**Provided data:**
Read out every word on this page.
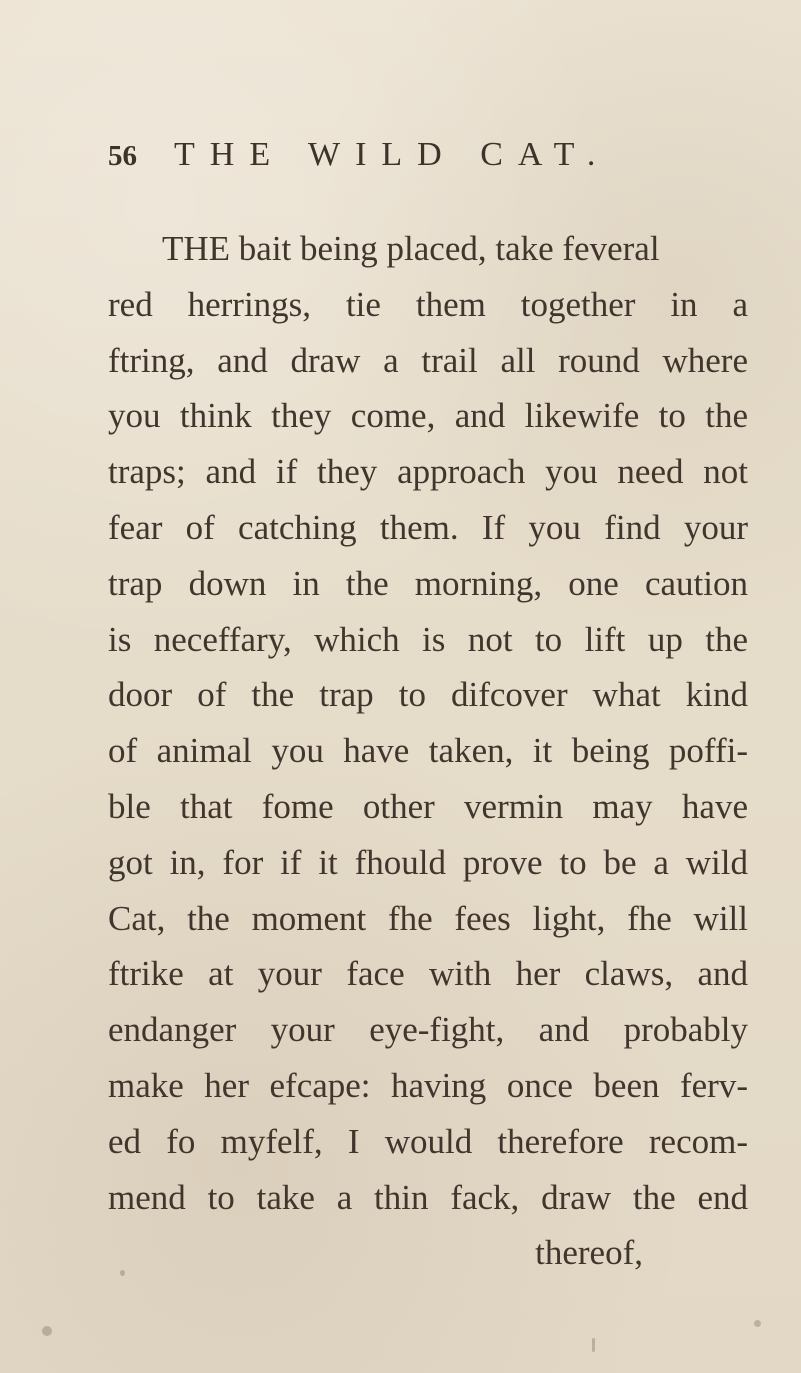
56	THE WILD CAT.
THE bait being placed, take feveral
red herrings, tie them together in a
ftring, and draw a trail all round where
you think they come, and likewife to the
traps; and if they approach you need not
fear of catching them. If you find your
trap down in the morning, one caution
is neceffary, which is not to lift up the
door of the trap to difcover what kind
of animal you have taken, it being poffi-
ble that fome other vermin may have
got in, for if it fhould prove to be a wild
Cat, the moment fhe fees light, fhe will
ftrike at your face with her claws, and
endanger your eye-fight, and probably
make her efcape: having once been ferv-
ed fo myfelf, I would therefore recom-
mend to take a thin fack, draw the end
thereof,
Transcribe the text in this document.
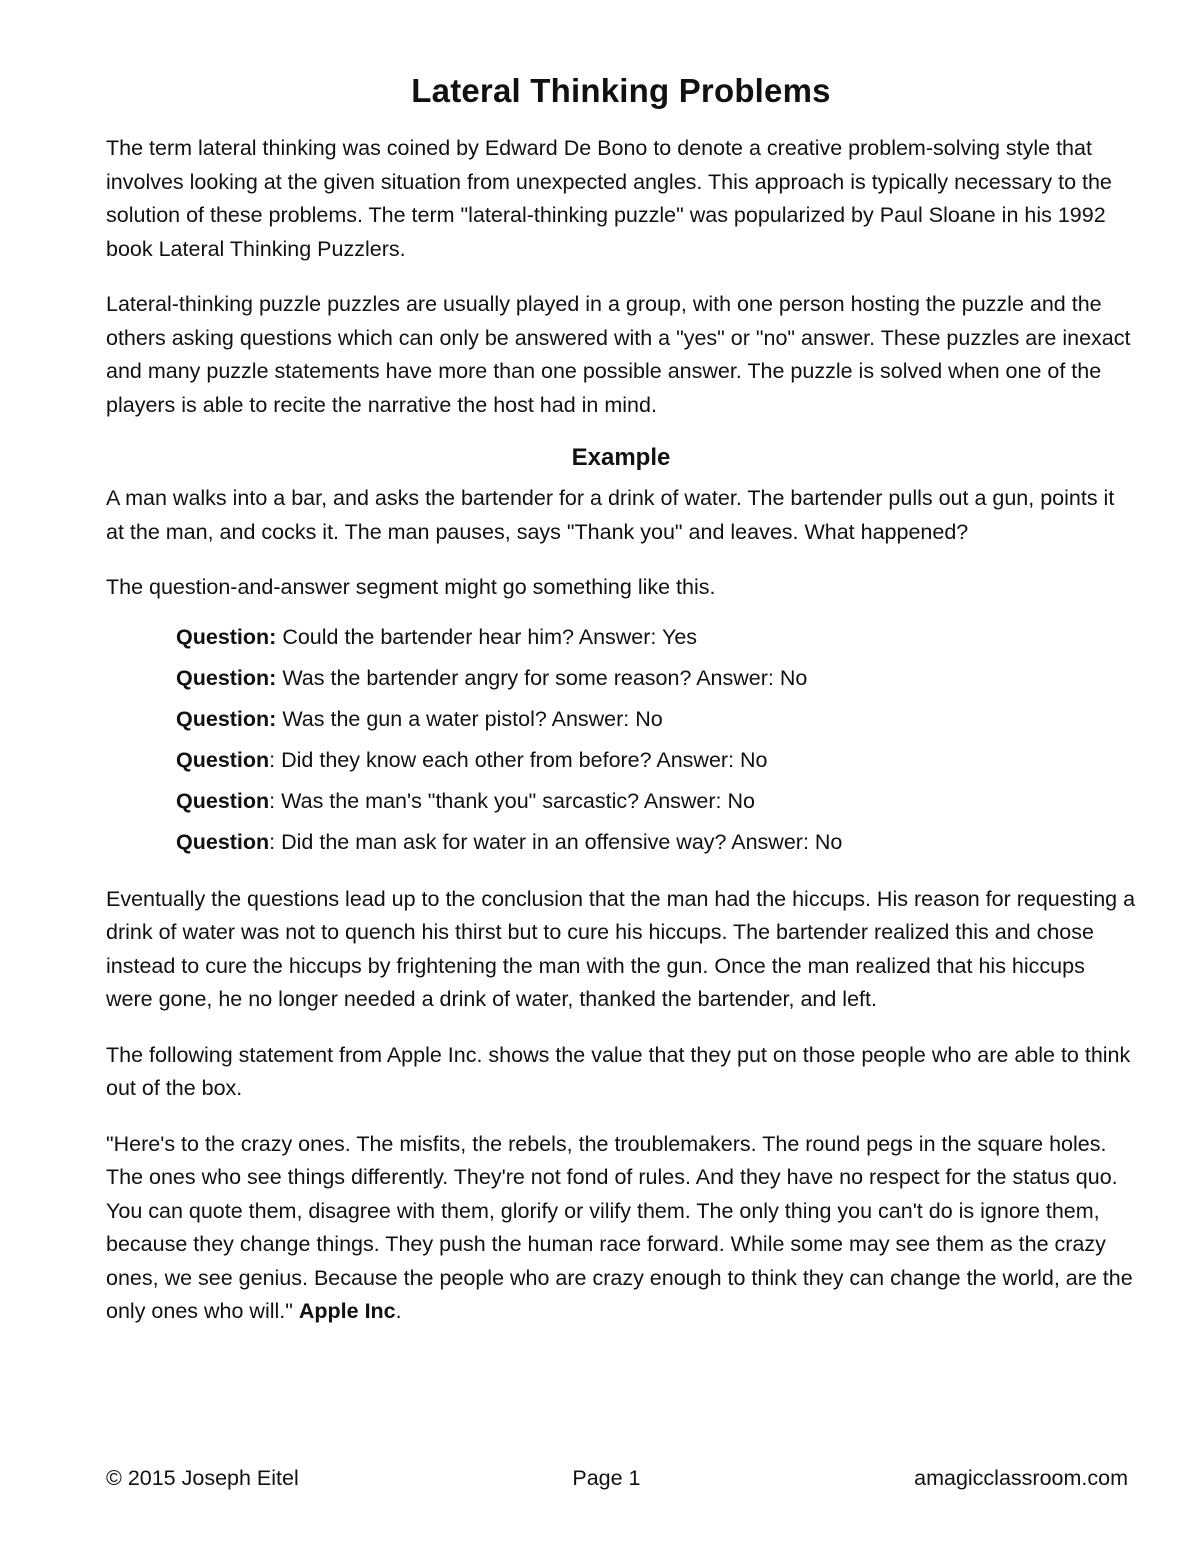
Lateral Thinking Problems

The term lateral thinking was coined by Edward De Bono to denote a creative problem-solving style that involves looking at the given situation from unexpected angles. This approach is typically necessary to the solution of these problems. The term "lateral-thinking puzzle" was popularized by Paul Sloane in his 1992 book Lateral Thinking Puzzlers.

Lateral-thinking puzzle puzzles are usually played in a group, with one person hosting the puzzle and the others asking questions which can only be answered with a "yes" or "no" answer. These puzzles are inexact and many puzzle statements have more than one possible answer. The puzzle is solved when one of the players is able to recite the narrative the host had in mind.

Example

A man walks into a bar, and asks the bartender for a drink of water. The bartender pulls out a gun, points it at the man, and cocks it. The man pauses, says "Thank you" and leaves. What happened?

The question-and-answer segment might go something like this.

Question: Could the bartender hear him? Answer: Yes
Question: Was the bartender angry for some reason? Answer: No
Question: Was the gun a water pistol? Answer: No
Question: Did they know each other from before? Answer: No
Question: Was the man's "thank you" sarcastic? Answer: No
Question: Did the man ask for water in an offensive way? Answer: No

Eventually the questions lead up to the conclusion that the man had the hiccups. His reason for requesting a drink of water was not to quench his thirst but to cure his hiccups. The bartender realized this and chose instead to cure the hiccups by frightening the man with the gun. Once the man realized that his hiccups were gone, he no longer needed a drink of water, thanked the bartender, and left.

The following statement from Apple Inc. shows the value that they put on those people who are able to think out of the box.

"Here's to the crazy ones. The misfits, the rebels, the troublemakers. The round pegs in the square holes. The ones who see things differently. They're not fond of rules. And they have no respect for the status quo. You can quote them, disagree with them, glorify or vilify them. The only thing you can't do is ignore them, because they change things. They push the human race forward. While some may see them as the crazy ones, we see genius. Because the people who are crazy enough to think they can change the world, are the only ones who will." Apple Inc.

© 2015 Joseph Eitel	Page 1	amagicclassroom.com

==

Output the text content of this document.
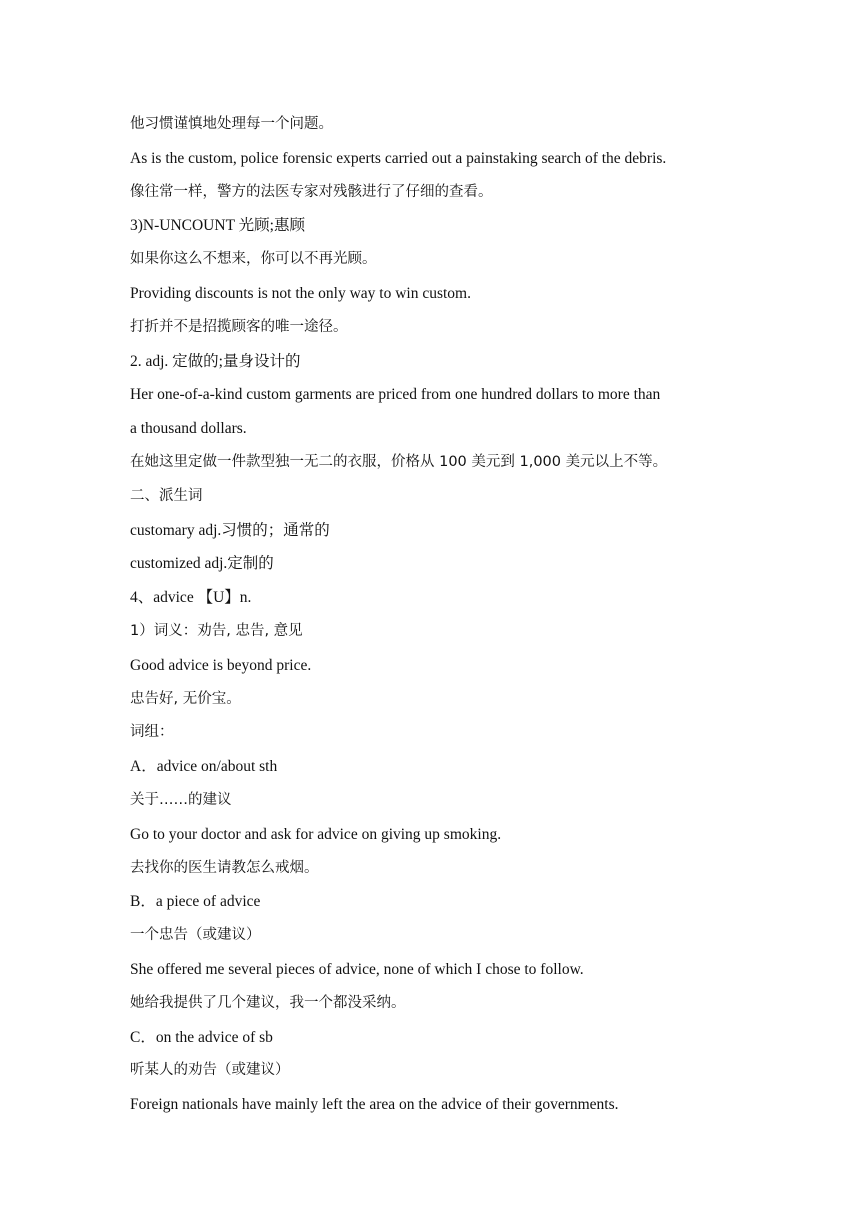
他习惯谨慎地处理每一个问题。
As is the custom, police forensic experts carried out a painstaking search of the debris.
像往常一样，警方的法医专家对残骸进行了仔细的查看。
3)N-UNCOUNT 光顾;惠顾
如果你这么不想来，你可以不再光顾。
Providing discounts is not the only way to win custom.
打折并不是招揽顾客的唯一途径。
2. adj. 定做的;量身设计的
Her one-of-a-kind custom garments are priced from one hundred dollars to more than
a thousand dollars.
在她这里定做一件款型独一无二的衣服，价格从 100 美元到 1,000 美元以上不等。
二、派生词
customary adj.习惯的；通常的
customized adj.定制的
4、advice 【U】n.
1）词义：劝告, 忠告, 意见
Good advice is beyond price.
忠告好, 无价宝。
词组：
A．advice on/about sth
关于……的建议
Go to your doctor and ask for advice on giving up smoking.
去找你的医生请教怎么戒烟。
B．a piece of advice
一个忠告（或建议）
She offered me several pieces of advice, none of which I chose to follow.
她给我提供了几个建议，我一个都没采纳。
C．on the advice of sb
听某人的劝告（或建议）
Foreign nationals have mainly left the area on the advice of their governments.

**The task:** Search the data for the word "questions" and copy each line where it appears.

**Output of the task:**
Lateral-thinking puzzle puzzles are usually played in a group, with one person hosting the puzzle and the others asking questions which can only be answered with a "yes" or "no" answer. These puzzles are inexact and many puzzle statements have more than one possible answer. The puzzle is solved when one of the players is able to recite the narrative the host had in mind.
Eventually the questions lead up to the conclusion that the man had the hiccups. His reason for requesting a drink of water was not to quench his thirst but to cure his hiccups. The bartender realized this and chose instead to cure the hiccups by frightening the man with the gun. Once the man realized that his hiccups were gone, he no longer needed a drink of water, thanked the bartender, and left.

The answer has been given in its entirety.